> _Written problem_
Copy the listing word for word, starting with its first line and stopping after the line that contains "wind-gust: 25 — [191, 532, 217, 562]".
=====
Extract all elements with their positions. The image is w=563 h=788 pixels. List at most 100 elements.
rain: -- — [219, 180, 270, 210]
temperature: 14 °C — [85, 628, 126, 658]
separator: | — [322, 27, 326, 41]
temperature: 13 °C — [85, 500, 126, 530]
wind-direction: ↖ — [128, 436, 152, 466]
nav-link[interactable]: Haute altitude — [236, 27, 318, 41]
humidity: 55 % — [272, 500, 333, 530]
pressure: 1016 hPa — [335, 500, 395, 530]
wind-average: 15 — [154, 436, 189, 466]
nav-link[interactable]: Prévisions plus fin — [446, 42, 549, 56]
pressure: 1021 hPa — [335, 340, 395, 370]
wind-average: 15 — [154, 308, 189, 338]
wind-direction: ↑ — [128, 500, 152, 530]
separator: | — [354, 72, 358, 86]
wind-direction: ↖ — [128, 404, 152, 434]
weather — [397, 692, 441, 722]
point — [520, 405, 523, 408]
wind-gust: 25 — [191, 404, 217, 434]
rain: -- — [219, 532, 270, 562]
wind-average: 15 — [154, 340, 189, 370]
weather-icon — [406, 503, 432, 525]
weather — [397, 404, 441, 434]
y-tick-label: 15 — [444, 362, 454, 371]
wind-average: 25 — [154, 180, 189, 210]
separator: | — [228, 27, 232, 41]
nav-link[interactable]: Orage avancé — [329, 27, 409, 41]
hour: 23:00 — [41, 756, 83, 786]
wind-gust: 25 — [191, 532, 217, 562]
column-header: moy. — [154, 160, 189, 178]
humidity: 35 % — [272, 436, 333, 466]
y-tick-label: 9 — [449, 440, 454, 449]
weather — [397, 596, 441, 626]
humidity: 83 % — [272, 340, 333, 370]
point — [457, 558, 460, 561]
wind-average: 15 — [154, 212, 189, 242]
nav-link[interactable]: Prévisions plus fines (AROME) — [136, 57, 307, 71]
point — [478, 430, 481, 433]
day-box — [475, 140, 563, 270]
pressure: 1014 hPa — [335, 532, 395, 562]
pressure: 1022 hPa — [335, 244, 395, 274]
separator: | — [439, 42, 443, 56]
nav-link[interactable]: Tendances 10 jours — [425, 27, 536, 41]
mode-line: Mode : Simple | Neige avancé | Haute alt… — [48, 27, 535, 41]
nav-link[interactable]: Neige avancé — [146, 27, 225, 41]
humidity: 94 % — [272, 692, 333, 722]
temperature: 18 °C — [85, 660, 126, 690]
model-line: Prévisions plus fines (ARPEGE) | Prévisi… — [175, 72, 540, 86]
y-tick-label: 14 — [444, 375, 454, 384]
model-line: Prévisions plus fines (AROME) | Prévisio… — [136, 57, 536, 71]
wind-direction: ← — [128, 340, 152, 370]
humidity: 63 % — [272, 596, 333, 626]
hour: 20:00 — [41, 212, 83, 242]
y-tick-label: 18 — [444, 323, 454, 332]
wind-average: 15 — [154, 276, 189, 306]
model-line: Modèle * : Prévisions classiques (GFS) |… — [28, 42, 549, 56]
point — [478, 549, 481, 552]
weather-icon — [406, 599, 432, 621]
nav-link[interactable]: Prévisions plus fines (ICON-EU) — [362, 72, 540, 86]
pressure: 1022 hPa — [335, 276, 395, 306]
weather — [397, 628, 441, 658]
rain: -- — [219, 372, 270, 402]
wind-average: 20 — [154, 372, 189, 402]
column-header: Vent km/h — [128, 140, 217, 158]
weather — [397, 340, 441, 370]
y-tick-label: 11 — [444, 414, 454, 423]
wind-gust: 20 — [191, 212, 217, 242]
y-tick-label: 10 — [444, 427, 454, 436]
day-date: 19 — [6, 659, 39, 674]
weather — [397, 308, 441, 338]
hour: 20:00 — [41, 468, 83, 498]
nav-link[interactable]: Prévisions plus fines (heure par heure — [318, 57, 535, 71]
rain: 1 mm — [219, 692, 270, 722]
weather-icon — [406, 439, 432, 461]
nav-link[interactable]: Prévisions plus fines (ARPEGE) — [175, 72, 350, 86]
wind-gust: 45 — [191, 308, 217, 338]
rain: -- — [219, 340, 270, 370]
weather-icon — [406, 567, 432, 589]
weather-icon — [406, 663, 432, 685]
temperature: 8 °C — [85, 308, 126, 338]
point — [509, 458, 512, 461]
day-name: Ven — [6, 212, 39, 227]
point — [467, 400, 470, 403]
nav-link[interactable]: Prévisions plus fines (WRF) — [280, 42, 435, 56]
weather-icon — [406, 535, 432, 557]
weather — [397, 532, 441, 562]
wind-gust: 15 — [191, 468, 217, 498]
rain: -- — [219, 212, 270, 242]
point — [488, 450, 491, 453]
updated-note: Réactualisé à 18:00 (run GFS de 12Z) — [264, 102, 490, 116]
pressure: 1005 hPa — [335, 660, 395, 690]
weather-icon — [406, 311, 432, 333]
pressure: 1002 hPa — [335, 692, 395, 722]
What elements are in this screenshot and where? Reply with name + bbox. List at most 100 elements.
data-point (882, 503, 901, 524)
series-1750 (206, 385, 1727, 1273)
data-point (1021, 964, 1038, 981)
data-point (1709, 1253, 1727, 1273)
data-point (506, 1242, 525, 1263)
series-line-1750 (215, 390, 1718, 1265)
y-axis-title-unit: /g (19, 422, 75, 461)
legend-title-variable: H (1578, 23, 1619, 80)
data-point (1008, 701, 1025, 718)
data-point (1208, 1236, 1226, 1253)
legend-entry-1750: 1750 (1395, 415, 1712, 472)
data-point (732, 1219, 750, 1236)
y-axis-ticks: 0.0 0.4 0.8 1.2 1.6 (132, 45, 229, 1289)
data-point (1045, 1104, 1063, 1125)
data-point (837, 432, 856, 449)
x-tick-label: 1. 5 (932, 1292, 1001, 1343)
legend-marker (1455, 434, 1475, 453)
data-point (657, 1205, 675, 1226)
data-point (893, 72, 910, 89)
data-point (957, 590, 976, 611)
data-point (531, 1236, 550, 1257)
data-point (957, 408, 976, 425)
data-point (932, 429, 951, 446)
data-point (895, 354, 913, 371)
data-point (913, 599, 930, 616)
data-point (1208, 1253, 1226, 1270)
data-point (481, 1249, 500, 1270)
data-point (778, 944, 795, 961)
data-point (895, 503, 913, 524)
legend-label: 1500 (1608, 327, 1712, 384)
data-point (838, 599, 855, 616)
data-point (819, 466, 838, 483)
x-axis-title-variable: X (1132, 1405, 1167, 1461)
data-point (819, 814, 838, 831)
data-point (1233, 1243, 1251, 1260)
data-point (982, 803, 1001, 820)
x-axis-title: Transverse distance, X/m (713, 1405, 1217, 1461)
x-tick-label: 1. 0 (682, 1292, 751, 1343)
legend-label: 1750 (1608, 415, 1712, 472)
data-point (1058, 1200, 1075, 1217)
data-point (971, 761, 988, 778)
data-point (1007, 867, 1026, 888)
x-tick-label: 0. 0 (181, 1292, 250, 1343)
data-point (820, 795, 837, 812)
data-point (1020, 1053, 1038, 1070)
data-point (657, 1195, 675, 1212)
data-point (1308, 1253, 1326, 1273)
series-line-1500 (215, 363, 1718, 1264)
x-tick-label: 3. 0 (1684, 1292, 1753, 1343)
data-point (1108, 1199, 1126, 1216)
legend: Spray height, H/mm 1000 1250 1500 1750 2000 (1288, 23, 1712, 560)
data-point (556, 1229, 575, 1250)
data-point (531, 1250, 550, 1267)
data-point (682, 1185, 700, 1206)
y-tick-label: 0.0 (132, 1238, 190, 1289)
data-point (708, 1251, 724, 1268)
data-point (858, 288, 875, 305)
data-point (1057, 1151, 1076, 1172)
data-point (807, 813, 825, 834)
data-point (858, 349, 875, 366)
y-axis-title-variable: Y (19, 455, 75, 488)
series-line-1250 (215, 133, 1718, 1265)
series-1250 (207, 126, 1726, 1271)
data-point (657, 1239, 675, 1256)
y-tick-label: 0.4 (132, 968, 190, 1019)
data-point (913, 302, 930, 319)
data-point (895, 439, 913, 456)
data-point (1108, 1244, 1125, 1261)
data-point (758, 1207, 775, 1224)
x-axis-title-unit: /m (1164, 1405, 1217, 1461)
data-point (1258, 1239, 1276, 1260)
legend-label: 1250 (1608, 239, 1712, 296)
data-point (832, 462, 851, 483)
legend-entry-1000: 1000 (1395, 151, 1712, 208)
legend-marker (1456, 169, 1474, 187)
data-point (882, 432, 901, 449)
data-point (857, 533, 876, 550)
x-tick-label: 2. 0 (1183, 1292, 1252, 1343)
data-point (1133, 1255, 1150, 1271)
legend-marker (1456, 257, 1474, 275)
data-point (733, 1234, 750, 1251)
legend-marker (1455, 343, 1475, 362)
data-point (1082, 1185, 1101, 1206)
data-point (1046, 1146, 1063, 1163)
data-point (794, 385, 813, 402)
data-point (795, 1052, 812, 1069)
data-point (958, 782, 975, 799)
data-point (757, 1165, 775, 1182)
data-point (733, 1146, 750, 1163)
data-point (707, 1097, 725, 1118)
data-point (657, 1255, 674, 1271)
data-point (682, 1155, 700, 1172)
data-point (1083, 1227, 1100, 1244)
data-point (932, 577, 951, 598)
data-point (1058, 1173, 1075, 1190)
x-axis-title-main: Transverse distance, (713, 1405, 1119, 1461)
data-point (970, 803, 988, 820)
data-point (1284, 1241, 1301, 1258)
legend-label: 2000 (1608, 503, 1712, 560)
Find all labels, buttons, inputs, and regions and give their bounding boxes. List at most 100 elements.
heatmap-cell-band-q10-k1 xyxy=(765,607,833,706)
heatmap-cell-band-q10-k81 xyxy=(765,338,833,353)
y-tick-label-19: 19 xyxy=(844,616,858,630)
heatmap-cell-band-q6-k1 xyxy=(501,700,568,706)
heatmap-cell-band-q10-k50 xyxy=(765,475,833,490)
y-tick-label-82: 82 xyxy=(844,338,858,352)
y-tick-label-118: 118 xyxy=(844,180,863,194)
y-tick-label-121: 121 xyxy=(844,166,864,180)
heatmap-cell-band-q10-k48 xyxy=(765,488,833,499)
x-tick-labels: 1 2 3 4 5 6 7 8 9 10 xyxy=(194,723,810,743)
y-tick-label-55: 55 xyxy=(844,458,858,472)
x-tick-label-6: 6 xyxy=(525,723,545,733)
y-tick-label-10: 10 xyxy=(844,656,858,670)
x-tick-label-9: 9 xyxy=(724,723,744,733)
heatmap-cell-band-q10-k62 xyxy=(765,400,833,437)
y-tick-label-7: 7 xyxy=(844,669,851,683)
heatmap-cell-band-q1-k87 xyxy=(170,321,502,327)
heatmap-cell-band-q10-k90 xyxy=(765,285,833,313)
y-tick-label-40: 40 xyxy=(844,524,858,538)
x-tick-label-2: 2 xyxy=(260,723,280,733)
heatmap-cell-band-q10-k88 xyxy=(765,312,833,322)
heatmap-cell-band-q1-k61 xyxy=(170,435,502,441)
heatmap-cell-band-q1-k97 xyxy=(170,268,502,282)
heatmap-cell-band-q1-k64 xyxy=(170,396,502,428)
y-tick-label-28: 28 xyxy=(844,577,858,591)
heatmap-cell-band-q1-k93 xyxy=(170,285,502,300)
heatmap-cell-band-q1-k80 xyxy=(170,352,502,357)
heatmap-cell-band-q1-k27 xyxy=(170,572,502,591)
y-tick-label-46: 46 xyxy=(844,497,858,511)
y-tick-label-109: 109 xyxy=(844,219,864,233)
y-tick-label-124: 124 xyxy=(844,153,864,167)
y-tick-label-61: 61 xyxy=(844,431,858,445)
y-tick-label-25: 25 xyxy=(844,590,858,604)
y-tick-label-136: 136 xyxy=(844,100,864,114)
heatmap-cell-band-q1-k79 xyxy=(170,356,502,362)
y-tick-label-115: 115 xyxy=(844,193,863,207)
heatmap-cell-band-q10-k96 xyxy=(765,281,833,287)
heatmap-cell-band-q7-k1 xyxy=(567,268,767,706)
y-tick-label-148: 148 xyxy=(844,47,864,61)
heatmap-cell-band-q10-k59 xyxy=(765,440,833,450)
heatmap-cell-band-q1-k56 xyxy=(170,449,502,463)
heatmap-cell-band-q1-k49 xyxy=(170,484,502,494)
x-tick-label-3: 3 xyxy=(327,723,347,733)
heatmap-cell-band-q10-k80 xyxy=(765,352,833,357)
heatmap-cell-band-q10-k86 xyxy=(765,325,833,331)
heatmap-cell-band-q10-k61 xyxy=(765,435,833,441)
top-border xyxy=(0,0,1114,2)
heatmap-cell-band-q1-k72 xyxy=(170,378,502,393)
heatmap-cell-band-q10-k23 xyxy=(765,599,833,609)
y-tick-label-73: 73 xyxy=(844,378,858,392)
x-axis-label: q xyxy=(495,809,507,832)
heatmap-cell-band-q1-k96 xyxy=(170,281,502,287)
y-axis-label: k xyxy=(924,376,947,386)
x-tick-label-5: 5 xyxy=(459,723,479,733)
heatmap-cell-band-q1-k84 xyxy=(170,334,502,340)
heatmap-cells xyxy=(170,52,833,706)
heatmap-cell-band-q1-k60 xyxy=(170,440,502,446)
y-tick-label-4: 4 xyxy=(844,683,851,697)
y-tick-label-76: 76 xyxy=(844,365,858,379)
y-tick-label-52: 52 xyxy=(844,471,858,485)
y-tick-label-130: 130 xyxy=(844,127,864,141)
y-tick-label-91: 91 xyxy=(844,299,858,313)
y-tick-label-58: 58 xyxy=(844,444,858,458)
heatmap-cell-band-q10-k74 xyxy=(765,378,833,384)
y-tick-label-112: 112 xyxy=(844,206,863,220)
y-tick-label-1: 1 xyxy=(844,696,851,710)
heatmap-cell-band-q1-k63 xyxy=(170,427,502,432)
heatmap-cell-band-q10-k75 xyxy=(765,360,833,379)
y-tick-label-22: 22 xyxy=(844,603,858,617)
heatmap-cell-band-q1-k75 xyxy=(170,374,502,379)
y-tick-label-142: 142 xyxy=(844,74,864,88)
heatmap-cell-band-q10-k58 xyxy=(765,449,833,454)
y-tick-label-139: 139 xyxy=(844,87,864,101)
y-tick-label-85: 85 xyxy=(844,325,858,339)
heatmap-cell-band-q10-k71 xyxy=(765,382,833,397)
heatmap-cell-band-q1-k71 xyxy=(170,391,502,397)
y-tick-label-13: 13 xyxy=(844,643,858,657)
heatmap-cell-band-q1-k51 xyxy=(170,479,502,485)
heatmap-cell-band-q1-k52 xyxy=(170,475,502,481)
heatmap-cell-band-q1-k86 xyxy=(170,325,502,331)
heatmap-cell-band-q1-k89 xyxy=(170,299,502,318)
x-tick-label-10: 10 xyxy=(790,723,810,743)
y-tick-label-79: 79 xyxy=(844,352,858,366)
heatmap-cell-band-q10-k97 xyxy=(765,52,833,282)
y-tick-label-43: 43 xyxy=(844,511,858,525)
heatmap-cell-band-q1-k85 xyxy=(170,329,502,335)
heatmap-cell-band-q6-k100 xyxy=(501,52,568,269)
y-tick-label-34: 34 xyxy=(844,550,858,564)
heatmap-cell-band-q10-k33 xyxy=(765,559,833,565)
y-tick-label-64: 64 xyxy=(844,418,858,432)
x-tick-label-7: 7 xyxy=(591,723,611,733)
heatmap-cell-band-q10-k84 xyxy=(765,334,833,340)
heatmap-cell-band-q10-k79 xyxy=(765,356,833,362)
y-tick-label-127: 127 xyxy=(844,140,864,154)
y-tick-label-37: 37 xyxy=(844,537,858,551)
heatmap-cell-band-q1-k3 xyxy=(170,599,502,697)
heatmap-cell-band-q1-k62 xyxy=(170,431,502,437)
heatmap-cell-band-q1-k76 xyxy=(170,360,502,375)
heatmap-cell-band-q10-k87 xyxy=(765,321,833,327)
=====
> _Final result_
Extract all elements with their positions. The image is w=563 h=788 pixels. List at most 100 elements.
rain: -- — [219, 180, 270, 210]
temperature: 14 °C — [85, 628, 126, 658]
separator: | — [322, 27, 326, 41]
temperature: 13 °C — [85, 500, 126, 530]
wind-direction: ↖ — [128, 436, 152, 466]
nav-link[interactable]: Haute altitude — [236, 27, 318, 41]
humidity: 55 % — [272, 500, 333, 530]
pressure: 1016 hPa — [335, 500, 395, 530]
wind-average: 15 — [154, 436, 189, 466]
nav-link[interactable]: Prévisions plus fin — [446, 42, 549, 56]
pressure: 1021 hPa — [335, 340, 395, 370]
wind-average: 15 — [154, 308, 189, 338]
wind-direction: ↑ — [128, 500, 152, 530]
separator: | — [354, 72, 358, 86]
wind-direction: ↖ — [128, 404, 152, 434]
weather — [397, 692, 441, 722]
point — [520, 405, 523, 408]
wind-gust: 25 — [191, 404, 217, 434]
rain: -- — [219, 532, 270, 562]
wind-average: 15 — [154, 340, 189, 370]
weather-icon — [406, 503, 432, 525]
weather — [397, 404, 441, 434]
y-tick-label: 15 — [444, 362, 454, 371]
wind-average: 25 — [154, 180, 189, 210]
separator: | — [228, 27, 232, 41]
nav-link[interactable]: Orage avancé — [329, 27, 409, 41]
hour: 23:00 — [41, 756, 83, 786]
wind-gust: 25 — [191, 532, 217, 562]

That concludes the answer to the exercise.